■ **EXERCISE**
Repeat every record below exactly as it appears.

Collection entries
>>>

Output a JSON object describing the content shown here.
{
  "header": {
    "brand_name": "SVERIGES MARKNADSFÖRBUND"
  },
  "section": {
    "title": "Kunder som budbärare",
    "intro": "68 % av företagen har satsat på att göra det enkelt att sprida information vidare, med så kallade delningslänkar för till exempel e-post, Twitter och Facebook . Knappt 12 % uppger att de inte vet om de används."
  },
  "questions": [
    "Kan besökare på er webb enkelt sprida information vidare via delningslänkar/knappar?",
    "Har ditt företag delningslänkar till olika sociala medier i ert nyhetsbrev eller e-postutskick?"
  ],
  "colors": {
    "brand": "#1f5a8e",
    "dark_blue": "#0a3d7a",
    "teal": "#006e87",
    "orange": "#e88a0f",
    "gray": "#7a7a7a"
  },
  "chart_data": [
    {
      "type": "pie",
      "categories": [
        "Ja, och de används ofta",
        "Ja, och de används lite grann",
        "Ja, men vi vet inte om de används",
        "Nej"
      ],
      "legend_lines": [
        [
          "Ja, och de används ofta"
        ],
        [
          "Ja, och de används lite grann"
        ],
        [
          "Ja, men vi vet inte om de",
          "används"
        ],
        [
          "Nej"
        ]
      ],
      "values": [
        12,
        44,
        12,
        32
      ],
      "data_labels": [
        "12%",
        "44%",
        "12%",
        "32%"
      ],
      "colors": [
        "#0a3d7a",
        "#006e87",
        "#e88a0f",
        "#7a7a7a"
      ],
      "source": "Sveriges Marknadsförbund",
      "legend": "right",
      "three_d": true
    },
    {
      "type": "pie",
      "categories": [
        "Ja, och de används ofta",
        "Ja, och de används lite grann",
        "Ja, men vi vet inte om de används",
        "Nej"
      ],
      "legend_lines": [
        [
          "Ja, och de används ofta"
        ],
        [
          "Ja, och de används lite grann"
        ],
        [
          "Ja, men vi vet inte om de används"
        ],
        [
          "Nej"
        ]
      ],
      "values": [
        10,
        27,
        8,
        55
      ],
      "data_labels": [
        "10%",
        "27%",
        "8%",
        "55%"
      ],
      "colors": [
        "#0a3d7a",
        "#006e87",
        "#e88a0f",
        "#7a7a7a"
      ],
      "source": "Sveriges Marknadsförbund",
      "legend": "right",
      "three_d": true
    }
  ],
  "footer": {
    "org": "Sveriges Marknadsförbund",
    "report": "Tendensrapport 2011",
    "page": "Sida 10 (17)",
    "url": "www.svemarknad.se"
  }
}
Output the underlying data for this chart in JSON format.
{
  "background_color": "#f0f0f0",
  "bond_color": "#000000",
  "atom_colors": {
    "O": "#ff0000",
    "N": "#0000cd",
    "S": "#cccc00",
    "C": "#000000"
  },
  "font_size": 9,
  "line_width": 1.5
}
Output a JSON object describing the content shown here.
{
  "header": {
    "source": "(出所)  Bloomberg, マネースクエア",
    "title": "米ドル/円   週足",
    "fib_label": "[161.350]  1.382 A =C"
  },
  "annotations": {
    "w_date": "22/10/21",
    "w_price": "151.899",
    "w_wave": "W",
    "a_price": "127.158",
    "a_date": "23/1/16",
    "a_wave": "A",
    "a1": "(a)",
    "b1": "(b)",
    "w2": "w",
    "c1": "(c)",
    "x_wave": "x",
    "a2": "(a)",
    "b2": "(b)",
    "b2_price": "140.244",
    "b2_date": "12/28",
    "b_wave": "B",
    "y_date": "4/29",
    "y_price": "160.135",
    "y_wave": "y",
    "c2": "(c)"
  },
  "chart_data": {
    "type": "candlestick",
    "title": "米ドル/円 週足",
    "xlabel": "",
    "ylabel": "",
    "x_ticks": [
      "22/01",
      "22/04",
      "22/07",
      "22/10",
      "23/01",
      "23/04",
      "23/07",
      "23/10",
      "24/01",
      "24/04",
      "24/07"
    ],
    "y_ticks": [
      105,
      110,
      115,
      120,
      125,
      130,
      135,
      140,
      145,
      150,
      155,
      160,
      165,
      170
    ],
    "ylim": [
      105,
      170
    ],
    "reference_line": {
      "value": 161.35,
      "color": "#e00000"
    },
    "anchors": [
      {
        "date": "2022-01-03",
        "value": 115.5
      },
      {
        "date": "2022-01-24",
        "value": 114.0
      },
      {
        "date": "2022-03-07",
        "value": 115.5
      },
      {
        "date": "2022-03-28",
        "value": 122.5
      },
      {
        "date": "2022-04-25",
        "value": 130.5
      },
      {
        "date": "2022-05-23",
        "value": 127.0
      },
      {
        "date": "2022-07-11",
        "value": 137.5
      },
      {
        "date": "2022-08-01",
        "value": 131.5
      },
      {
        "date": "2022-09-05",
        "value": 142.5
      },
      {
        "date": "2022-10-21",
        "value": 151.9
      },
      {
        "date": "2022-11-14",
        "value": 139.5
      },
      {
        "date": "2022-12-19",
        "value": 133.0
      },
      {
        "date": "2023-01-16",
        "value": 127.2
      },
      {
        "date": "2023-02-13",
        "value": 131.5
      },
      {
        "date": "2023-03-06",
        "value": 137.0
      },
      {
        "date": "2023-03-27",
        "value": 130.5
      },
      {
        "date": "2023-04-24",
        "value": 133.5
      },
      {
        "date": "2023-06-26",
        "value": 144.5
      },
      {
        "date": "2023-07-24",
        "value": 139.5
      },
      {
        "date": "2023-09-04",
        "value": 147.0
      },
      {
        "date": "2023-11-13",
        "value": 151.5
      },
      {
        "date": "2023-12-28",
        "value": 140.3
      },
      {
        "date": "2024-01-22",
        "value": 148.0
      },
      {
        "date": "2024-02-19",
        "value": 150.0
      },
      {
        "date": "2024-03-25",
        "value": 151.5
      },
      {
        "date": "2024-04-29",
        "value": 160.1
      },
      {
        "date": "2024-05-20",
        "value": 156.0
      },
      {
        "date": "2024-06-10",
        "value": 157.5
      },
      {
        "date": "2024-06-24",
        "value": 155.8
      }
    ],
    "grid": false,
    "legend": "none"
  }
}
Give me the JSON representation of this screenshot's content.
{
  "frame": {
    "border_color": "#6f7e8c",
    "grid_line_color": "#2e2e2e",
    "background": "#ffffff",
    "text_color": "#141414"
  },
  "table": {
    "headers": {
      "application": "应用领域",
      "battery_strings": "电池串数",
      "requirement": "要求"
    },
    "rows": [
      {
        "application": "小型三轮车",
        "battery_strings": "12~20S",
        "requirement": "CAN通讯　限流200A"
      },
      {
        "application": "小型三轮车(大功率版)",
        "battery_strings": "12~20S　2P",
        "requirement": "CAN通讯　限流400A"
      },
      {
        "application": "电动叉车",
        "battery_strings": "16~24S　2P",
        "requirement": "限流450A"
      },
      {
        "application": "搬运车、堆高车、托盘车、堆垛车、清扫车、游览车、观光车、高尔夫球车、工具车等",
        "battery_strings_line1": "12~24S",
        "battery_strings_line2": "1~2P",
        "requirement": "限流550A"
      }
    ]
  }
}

<<<

■ **OUTPUT FOR THIS TASK**
Output a JSON object describing the content shown here.
{
  "header": {
    "brand_name": "SVERIGES MARKNADSFÖRBUND"
  },
  "section": {
    "title": "Kunder som budbärare",
    "intro": "68 % av företagen har satsat på att göra det enkelt att sprida information vidare, med så kallade delningslänkar för till exempel e-post, Twitter och Facebook . Knappt 12 % uppger att de inte vet om de används."
  },
  "questions": [
    "Kan besökare på er webb enkelt sprida information vidare via delningslänkar/knappar?",
    "Har ditt företag delningslänkar till olika sociala medier i ert nyhetsbrev eller e-postutskick?"
  ],
  "colors": {
    "brand": "#1f5a8e",
    "dark_blue": "#0a3d7a",
    "teal": "#006e87",
    "orange": "#e88a0f",
    "gray": "#7a7a7a"
  },
  "chart_data": [
    {
      "type": "pie",
      "categories": [
        "Ja, och de används ofta",
        "Ja, och de används lite grann",
        "Ja, men vi vet inte om de används",
        "Nej"
      ],
      "legend_lines": [
        [
          "Ja, och de används ofta"
        ],
        [
          "Ja, och de används lite grann"
        ],
        [
          "Ja, men vi vet inte om de",
          "används"
        ],
        [
          "Nej"
        ]
      ],
      "values": [
        12,
        44,
        12,
        32
      ],
      "data_labels": [
        "12%",
        "44%",
        "12%",
        "32%"
      ],
      "colors": [
        "#0a3d7a",
        "#006e87",
        "#e88a0f",
        "#7a7a7a"
      ],
      "source": "Sveriges Marknadsförbund",
      "legend": "right",
      "three_d": true
    },
    {
      "type": "pie",
      "categories": [
        "Ja, och de används ofta",
        "Ja, och de används lite grann",
        "Ja, men vi vet inte om de används",
        "Nej"
      ],
      "legend_lines": [
        [
          "Ja, och de används ofta"
        ],
        [
          "Ja, och de används lite grann"
        ],
        [
          "Ja, men vi vet inte om de används"
        ],
        [
          "Nej"
        ]
      ],
      "values": [
        10,
        27,
        8,
        55
      ],
      "data_labels": [
        "10%",
        "27%",
        "8%",
        "55%"
      ],
      "colors": [
        "#0a3d7a",
        "#006e87",
        "#e88a0f",
        "#7a7a7a"
      ],
      "source": "Sveriges Marknadsförbund",
      "legend": "right",
      "three_d": true
    }
  ],
  "footer": {
    "org": "Sveriges Marknadsförbund",
    "report": "Tendensrapport 2011",
    "page": "Sida 10 (17)",
    "url": "www.svemarknad.se"
  }
}
Output the underlying data for this chart in JSON format.
{
  "background_color": "#f0f0f0",
  "bond_color": "#000000",
  "atom_colors": {
    "O": "#ff0000",
    "N": "#0000cd",
    "S": "#cccc00",
    "C": "#000000"
  },
  "font_size": 9,
  "line_width": 1.5
}
Output a JSON object describing the content shown here.
{
  "header": {
    "source": "(出所)  Bloomberg, マネースクエア",
    "title": "米ドル/円   週足",
    "fib_label": "[161.350]  1.382 A =C"
  },
  "annotations": {
    "w_date": "22/10/21",
    "w_price": "151.899",
    "w_wave": "W",
    "a_price": "127.158",
    "a_date": "23/1/16",
    "a_wave": "A",
    "a1": "(a)",
    "b1": "(b)",
    "w2": "w",
    "c1": "(c)",
    "x_wave": "x",
    "a2": "(a)",
    "b2": "(b)",
    "b2_price": "140.244",
    "b2_date": "12/28",
    "b_wave": "B",
    "y_date": "4/29",
    "y_price": "160.135",
    "y_wave": "y",
    "c2": "(c)"
  },
  "chart_data": {
    "type": "candlestick",
    "title": "米ドル/円 週足",
    "xlabel": "",
    "ylabel": "",
    "x_ticks": [
      "22/01",
      "22/04",
      "22/07",
      "22/10",
      "23/01",
      "23/04",
      "23/07",
      "23/10",
      "24/01",
      "24/04",
      "24/07"
    ],
    "y_ticks": [
      105,
      110,
      115,
      120,
      125,
      130,
      135,
      140,
      145,
      150,
      155,
      160,
      165,
      170
    ],
    "ylim": [
      105,
      170
    ],
    "reference_line": {
      "value": 161.35,
      "color": "#e00000"
    },
    "anchors": [
      {
        "date": "2022-01-03",
        "value": 115.5
      },
      {
        "date": "2022-01-24",
        "value": 114.0
      },
      {
        "date": "2022-03-07",
        "value": 115.5
      },
      {
        "date": "2022-03-28",
        "value": 122.5
      },
      {
        "date": "2022-04-25",
        "value": 130.5
      },
      {
        "date": "2022-05-23",
        "value": 127.0
      },
      {
        "date": "2022-07-11",
        "value": 137.5
      },
      {
        "date": "2022-08-01",
        "value": 131.5
      },
      {
        "date": "2022-09-05",
        "value": 142.5
      },
      {
        "date": "2022-10-21",
        "value": 151.9
      },
      {
        "date": "2022-11-14",
        "value": 139.5
      },
      {
        "date": "2022-12-19",
        "value": 133.0
      },
      {
        "date": "2023-01-16",
        "value": 127.2
      },
      {
        "date": "2023-02-13",
        "value": 131.5
      },
      {
        "date": "2023-03-06",
        "value": 137.0
      },
      {
        "date": "2023-03-27",
        "value": 130.5
      },
      {
        "date": "2023-04-24",
        "value": 133.5
      },
      {
        "date": "2023-06-26",
        "value": 144.5
      },
      {
        "date": "2023-07-24",
        "value": 139.5
      },
      {
        "date": "2023-09-04",
        "value": 147.0
      },
      {
        "date": "2023-11-13",
        "value": 151.5
      },
      {
        "date": "2023-12-28",
        "value": 140.3
      },
      {
        "date": "2024-01-22",
        "value": 148.0
      },
      {
        "date": "2024-02-19",
        "value": 150.0
      },
      {
        "date": "2024-03-25",
        "value": 151.5
      },
      {
        "date": "2024-04-29",
        "value": 160.1
      },
      {
        "date": "2024-05-20",
        "value": 156.0
      },
      {
        "date": "2024-06-10",
        "value": 157.5
      },
      {
        "date": "2024-06-24",
        "value": 155.8
      }
    ],
    "grid": false,
    "legend": "none"
  }
}
Give me the JSON representation of this screenshot's content.
{
  "frame": {
    "border_color": "#6f7e8c",
    "grid_line_color": "#2e2e2e",
    "background": "#ffffff",
    "text_color": "#141414"
  },
  "table": {
    "headers": {
      "application": "应用领域",
      "battery_strings": "电池串数",
      "requirement": "要求"
    },
    "rows": [
      {
        "application": "小型三轮车",
        "battery_strings": "12~20S",
        "requirement": "CAN通讯　限流200A"
      },
      {
        "application": "小型三轮车(大功率版)",
        "battery_strings": "12~20S　2P",
        "requirement": "CAN通讯　限流400A"
      },
      {
        "application": "电动叉车",
        "battery_strings": "16~24S　2P",
        "requirement": "限流450A"
      },
      {
        "application": "搬运车、堆高车、托盘车、堆垛车、清扫车、游览车、观光车、高尔夫球车、工具车等",
        "battery_strings_line1": "12~24S",
        "battery_strings_line2": "1~2P",
        "requirement": "限流550A"
      }
    ]
  }
}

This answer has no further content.